§ **DO THIS**
Please copy all the lines that follow, word for word.

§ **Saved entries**
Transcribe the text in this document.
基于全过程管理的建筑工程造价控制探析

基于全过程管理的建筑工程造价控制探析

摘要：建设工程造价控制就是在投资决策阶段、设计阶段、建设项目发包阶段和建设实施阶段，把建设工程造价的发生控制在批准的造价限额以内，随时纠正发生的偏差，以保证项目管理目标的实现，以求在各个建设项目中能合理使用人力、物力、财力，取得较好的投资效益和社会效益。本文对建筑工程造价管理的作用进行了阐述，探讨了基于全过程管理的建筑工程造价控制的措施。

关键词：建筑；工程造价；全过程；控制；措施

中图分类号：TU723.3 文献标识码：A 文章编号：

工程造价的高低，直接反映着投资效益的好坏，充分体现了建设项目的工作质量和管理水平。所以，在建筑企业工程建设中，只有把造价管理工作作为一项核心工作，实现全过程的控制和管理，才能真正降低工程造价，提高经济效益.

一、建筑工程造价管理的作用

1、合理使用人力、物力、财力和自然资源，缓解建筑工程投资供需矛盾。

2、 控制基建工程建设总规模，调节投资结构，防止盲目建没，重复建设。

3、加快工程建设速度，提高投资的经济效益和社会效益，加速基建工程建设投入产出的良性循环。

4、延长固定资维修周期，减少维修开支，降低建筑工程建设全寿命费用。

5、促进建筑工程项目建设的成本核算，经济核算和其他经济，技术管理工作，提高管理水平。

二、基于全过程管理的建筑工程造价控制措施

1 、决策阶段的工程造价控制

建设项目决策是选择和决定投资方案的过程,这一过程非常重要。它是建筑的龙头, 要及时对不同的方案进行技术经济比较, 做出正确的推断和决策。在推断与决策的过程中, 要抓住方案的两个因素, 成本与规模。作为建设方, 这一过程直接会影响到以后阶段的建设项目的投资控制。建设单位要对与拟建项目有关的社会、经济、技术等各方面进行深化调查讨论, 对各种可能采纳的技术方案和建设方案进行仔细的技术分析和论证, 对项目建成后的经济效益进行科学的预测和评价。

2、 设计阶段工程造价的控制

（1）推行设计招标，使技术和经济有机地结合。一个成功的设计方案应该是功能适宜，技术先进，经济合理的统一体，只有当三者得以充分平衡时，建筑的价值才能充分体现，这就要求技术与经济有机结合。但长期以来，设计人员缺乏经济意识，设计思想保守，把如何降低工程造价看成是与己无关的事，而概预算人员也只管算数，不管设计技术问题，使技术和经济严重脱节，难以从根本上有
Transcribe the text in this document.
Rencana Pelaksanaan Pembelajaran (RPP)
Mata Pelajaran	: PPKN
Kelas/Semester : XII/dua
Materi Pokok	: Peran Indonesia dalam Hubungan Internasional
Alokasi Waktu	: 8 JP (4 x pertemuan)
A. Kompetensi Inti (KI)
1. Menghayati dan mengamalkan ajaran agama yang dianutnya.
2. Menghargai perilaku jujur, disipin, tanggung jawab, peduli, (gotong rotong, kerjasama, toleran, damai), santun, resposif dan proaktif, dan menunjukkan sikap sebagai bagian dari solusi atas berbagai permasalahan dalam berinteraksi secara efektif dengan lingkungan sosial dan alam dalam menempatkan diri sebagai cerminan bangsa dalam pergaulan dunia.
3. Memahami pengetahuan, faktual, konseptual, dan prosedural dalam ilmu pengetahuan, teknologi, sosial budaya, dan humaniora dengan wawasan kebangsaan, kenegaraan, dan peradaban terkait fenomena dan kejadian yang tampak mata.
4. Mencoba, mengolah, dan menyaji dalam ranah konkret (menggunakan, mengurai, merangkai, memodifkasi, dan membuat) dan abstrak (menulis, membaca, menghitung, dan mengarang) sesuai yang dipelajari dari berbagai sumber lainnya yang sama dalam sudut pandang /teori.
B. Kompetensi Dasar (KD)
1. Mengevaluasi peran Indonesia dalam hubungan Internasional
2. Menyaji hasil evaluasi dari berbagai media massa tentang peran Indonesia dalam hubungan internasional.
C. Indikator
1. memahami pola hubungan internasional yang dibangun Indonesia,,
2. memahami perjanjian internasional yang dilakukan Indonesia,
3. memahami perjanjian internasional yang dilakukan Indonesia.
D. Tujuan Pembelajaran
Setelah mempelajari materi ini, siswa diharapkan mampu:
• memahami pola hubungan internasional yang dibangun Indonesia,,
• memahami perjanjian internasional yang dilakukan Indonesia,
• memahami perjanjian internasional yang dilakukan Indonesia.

§ **TASK SOLUTION**
Transcribe the text in this document.
基于全过程管理的建筑工程造价控制探析

基于全过程管理的建筑工程造价控制探析

摘要：建设工程造价控制就是在投资决策阶段、设计阶段、建设项目发包阶段和建设实施阶段，把建设工程造价的发生控制在批准的造价限额以内，随时纠正发生的偏差，以保证项目管理目标的实现，以求在各个建设项目中能合理使用人力、物力、财力，取得较好的投资效益和社会效益。本文对建筑工程造价管理的作用进行了阐述，探讨了基于全过程管理的建筑工程造价控制的措施。

关键词：建筑；工程造价；全过程；控制；措施

中图分类号：TU723.3 文献标识码：A 文章编号：

工程造价的高低，直接反映着投资效益的好坏，充分体现了建设项目的工作质量和管理水平。所以，在建筑企业工程建设中，只有把造价管理工作作为一项核心工作，实现全过程的控制和管理，才能真正降低工程造价，提高经济效益.

一、建筑工程造价管理的作用

1、合理使用人力、物力、财力和自然资源，缓解建筑工程投资供需矛盾。

2、 控制基建工程建设总规模，调节投资结构，防止盲目建没，重复建设。

3、加快工程建设速度，提高投资的经济效益和社会效益，加速基建工程建设投入产出的良性循环。

4、延长固定资维修周期，减少维修开支，降低建筑工程建设全寿命费用。

5、促进建筑工程项目建设的成本核算，经济核算和其他经济，技术管理工作，提高管理水平。

二、基于全过程管理的建筑工程造价控制措施

1 、决策阶段的工程造价控制

建设项目决策是选择和决定投资方案的过程,这一过程非常重要。它是建筑的龙头, 要及时对不同的方案进行技术经济比较, 做出正确的推断和决策。在推断与决策的过程中, 要抓住方案的两个因素, 成本与规模。作为建设方, 这一过程直接会影响到以后阶段的建设项目的投资控制。建设单位要对与拟建项目有关的社会、经济、技术等各方面进行深化调查讨论, 对各种可能采纳的技术方案和建设方案进行仔细的技术分析和论证, 对项目建成后的经济效益进行科学的预测和评价。

2、 设计阶段工程造价的控制

（1）推行设计招标，使技术和经济有机地结合。一个成功的设计方案应该是功能适宜，技术先进，经济合理的统一体，只有当三者得以充分平衡时，建筑的价值才能充分体现，这就要求技术与经济有机结合。但长期以来，设计人员缺乏经济意识，设计思想保守，把如何降低工程造价看成是与己无关的事，而概预算人员也只管算数，不管设计技术问题，使技术和经济严重脱节，难以从根本上有
Transcribe the text in this document.
Rencana Pelaksanaan Pembelajaran (RPP)
Mata Pelajaran	: PPKN
Kelas/Semester : XII/dua
Materi Pokok	: Peran Indonesia dalam Hubungan Internasional
Alokasi Waktu	: 8 JP (4 x pertemuan)
A. Kompetensi Inti (KI)
1. Menghayati dan mengamalkan ajaran agama yang dianutnya.
2. Menghargai perilaku jujur, disipin, tanggung jawab, peduli, (gotong rotong, kerjasama, toleran, damai), santun, resposif dan proaktif, dan menunjukkan sikap sebagai bagian dari solusi atas berbagai permasalahan dalam berinteraksi secara efektif dengan lingkungan sosial dan alam dalam menempatkan diri sebagai cerminan bangsa dalam pergaulan dunia.
3. Memahami pengetahuan, faktual, konseptual, dan prosedural dalam ilmu pengetahuan, teknologi, sosial budaya, dan humaniora dengan wawasan kebangsaan, kenegaraan, dan peradaban terkait fenomena dan kejadian yang tampak mata.
4. Mencoba, mengolah, dan menyaji dalam ranah konkret (menggunakan, mengurai, merangkai, memodifkasi, dan membuat) dan abstrak (menulis, membaca, menghitung, dan mengarang) sesuai yang dipelajari dari berbagai sumber lainnya yang sama dalam sudut pandang /teori.
B. Kompetensi Dasar (KD)
1. Mengevaluasi peran Indonesia dalam hubungan Internasional
2. Menyaji hasil evaluasi dari berbagai media massa tentang peran Indonesia dalam hubungan internasional.
C. Indikator
1. memahami pola hubungan internasional yang dibangun Indonesia,,
2. memahami perjanjian internasional yang dilakukan Indonesia,
3. memahami perjanjian internasional yang dilakukan Indonesia.
D. Tujuan Pembelajaran
Setelah mempelajari materi ini, siswa diharapkan mampu:
• memahami pola hubungan internasional yang dibangun Indonesia,,
• memahami perjanjian internasional yang dilakukan Indonesia,
• memahami perjanjian internasional yang dilakukan Indonesia.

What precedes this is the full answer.